**Exercise**
Please report every line from the material that contains the word "caption".

**The data**
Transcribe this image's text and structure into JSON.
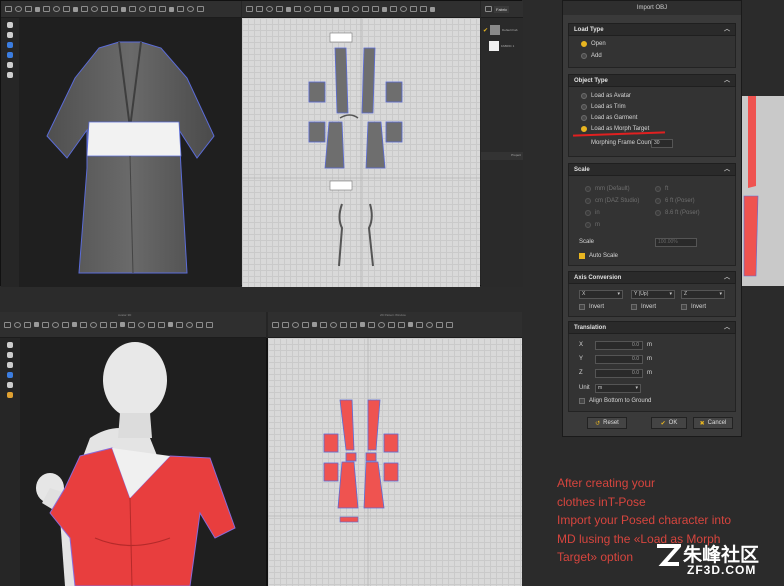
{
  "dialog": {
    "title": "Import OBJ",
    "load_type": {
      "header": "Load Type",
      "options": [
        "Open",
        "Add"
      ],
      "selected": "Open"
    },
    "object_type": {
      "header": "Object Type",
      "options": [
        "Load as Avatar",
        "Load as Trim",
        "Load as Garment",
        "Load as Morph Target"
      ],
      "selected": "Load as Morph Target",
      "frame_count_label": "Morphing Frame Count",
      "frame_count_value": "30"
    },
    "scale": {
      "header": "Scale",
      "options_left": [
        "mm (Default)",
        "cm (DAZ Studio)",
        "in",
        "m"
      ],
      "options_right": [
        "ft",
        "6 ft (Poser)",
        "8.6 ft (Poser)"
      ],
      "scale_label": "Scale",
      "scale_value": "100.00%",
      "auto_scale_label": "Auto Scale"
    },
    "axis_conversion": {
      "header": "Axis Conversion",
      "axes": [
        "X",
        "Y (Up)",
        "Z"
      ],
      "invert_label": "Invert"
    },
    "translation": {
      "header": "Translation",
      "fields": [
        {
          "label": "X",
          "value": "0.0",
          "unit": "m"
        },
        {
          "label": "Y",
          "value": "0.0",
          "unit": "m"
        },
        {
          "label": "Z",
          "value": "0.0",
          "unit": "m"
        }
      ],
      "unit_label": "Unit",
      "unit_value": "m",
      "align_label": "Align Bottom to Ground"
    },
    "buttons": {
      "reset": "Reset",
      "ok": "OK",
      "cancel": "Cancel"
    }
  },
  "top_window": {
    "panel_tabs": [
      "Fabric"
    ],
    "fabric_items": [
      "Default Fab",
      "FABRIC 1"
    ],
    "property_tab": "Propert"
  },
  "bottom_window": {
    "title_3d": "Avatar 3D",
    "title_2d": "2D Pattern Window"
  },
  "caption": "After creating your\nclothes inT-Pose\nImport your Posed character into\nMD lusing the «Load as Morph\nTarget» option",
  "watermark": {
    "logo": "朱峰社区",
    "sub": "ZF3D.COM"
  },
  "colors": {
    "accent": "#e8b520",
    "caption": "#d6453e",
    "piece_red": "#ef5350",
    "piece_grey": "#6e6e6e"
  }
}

**Reply**
  "caption": "After creating your\nclothes inT-Pose\nImport your Posed character into\nMD lusing the «Load as Morph\nTarget» option",
    "caption": "#d6453e",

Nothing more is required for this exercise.